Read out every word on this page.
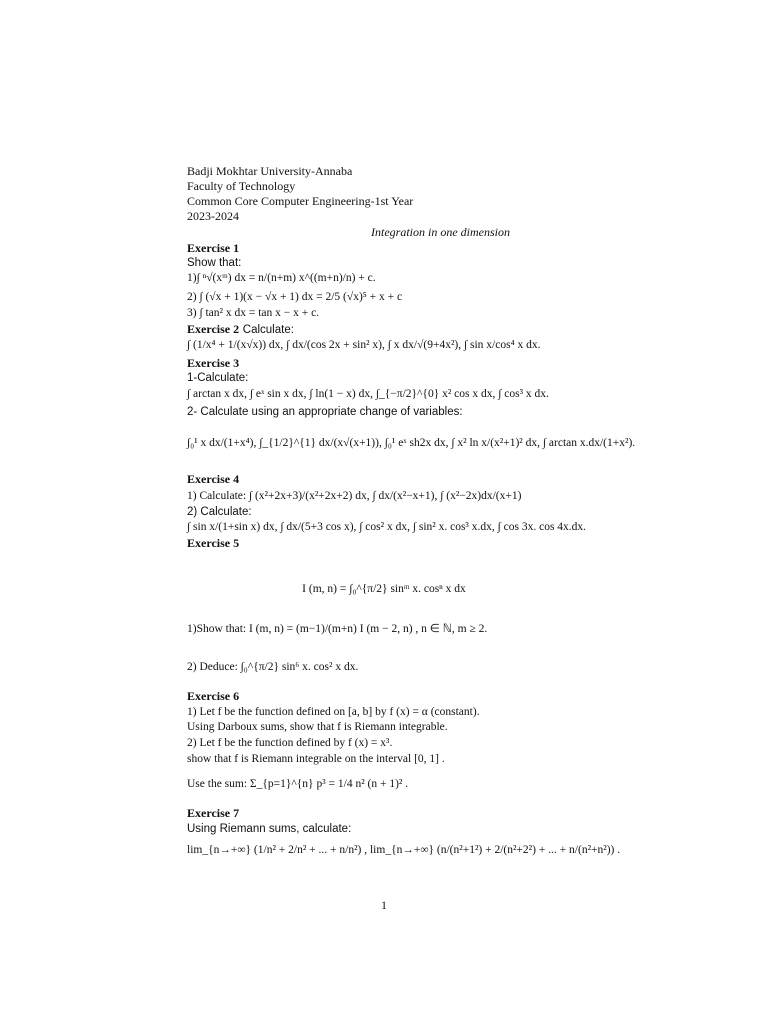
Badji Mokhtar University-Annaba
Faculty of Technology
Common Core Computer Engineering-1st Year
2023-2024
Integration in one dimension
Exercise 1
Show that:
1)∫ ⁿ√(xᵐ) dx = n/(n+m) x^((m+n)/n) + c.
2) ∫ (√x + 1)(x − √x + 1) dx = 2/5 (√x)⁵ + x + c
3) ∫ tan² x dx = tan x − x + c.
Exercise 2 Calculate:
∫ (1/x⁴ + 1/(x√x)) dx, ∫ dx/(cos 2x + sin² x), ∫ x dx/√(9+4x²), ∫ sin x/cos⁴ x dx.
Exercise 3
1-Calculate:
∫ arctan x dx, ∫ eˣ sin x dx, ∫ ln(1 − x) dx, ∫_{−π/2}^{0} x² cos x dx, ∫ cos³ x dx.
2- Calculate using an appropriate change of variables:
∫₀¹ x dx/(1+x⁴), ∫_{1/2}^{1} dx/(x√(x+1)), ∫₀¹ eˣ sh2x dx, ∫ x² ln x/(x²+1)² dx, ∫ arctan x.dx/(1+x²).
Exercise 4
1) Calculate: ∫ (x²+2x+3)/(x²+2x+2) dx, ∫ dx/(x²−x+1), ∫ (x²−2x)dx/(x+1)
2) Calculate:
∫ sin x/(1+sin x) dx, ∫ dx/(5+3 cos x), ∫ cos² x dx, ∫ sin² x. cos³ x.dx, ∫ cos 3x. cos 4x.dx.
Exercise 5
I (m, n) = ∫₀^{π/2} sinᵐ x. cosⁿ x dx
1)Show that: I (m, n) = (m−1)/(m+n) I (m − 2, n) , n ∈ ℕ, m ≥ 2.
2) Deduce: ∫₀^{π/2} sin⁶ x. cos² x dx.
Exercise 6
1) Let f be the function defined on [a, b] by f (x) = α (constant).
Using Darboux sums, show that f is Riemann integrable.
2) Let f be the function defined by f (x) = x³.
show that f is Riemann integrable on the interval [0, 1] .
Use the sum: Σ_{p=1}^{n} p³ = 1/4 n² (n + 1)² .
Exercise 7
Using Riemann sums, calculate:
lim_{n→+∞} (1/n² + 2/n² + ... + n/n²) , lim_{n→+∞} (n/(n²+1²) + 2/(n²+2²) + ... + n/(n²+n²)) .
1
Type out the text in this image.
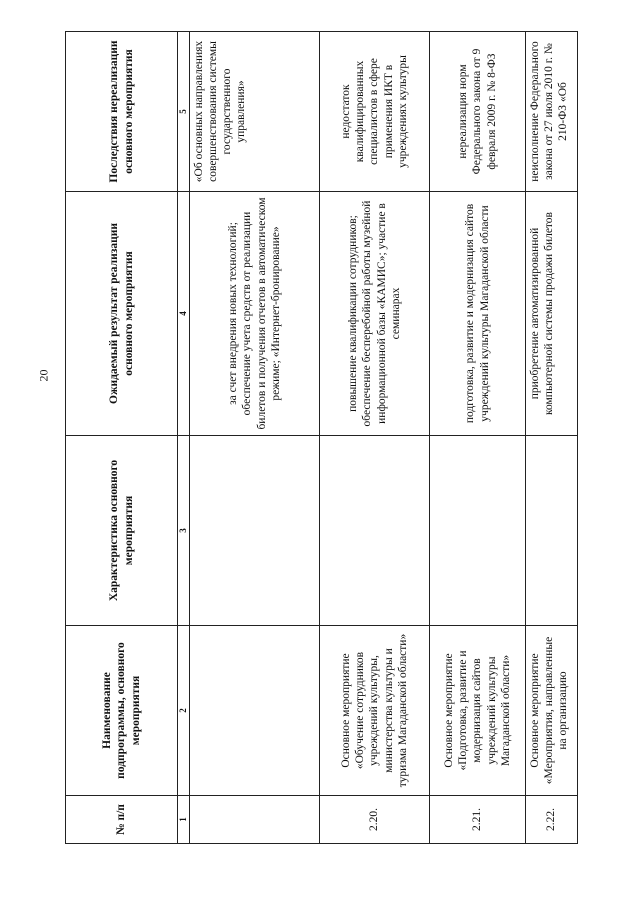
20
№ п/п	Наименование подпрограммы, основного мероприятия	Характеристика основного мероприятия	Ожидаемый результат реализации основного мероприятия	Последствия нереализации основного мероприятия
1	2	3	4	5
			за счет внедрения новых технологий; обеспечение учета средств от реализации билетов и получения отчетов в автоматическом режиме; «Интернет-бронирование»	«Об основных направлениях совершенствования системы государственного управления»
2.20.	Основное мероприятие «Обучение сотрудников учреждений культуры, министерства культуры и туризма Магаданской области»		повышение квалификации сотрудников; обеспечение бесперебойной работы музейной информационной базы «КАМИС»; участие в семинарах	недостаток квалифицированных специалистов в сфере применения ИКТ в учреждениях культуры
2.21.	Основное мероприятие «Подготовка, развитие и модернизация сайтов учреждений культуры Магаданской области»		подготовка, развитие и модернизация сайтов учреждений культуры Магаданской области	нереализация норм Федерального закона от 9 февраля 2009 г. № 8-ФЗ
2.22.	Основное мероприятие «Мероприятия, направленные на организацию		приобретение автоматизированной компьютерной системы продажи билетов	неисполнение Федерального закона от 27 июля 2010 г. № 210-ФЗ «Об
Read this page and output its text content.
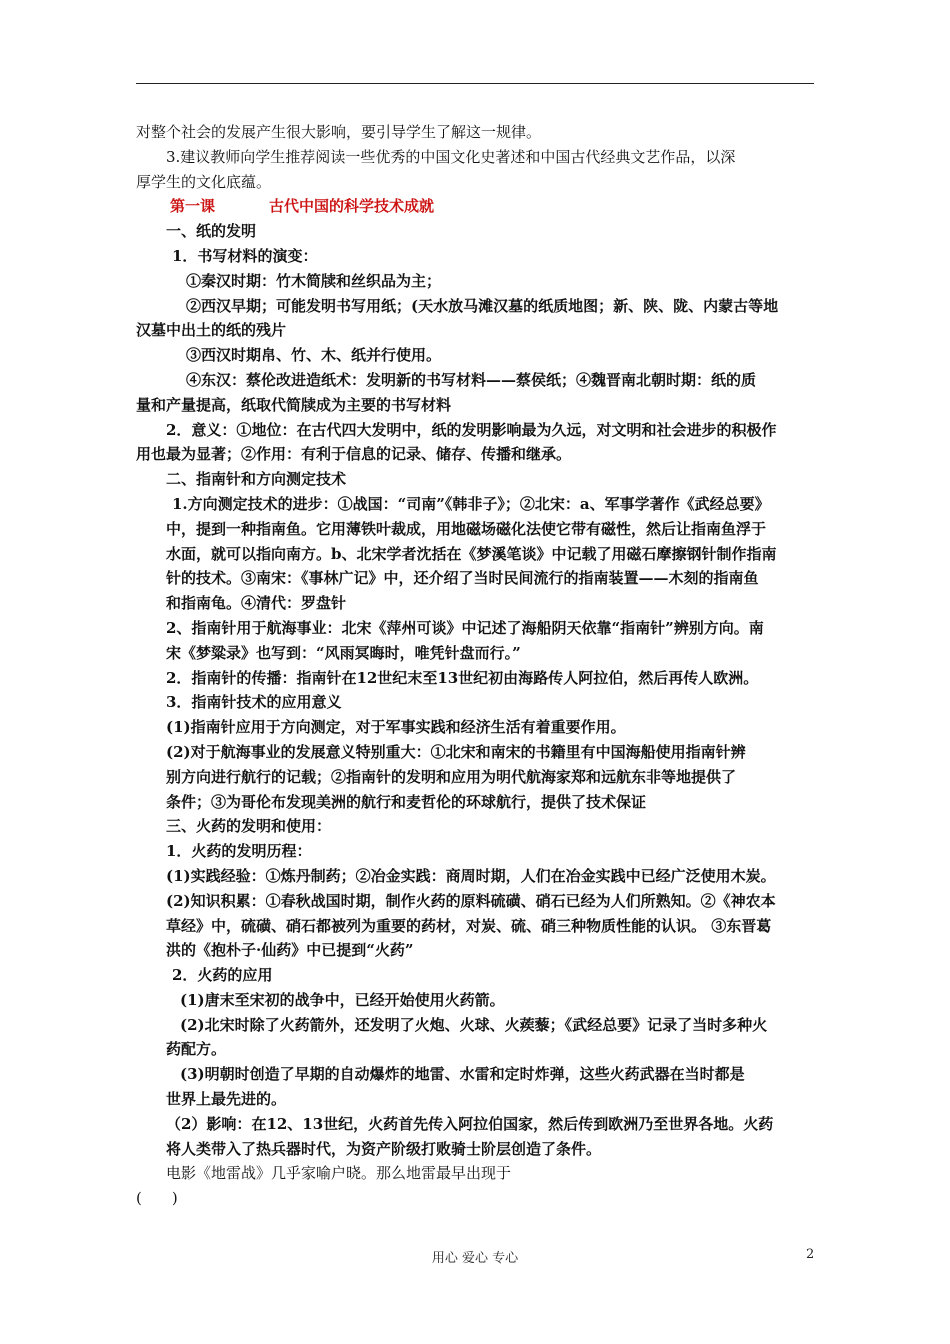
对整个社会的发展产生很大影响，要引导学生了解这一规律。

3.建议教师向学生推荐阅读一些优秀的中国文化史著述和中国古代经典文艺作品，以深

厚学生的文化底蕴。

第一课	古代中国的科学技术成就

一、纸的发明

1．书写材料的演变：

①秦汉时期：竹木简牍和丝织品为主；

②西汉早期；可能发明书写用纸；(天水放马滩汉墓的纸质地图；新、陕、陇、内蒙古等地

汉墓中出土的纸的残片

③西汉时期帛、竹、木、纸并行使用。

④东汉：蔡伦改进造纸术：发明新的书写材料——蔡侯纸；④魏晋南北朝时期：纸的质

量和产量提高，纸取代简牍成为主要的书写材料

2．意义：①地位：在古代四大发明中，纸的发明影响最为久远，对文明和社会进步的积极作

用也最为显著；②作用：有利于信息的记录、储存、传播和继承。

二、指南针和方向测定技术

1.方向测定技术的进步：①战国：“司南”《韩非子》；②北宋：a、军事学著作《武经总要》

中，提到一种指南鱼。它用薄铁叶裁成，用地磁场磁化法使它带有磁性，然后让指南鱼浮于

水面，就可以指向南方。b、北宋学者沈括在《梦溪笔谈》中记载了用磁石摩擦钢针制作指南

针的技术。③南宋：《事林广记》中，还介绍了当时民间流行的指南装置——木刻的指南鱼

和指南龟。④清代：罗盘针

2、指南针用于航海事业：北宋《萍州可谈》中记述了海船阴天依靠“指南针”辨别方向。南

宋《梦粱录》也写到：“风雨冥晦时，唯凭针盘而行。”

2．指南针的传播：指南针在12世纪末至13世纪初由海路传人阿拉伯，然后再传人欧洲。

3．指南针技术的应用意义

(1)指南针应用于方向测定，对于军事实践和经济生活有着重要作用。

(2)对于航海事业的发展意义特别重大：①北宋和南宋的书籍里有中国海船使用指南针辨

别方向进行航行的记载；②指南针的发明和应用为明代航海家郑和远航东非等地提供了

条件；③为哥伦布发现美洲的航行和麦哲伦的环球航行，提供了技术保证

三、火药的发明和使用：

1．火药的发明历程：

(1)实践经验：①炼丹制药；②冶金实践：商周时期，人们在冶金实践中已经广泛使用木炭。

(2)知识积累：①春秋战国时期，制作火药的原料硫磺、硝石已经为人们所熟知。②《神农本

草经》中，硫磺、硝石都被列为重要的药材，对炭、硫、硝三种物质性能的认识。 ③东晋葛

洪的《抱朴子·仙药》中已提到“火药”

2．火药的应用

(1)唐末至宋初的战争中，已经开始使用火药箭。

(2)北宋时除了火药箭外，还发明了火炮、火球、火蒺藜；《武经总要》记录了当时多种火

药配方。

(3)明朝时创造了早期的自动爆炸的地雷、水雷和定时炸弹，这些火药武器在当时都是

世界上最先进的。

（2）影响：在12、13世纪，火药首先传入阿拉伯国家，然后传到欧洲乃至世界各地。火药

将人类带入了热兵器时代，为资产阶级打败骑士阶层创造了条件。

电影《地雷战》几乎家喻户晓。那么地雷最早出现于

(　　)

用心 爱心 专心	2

====

What is asked | List each line holding the string "that".

Finished exercise |
Show that:
1)Show that: I (m, n) = (m−1)/(m+n) I (m − 2, n) , n ∈ ℕ, m ≥ 2.
Using Darboux sums, show that f is Riemann integrable.
show that f is Riemann integrable on the interval [0, 1] .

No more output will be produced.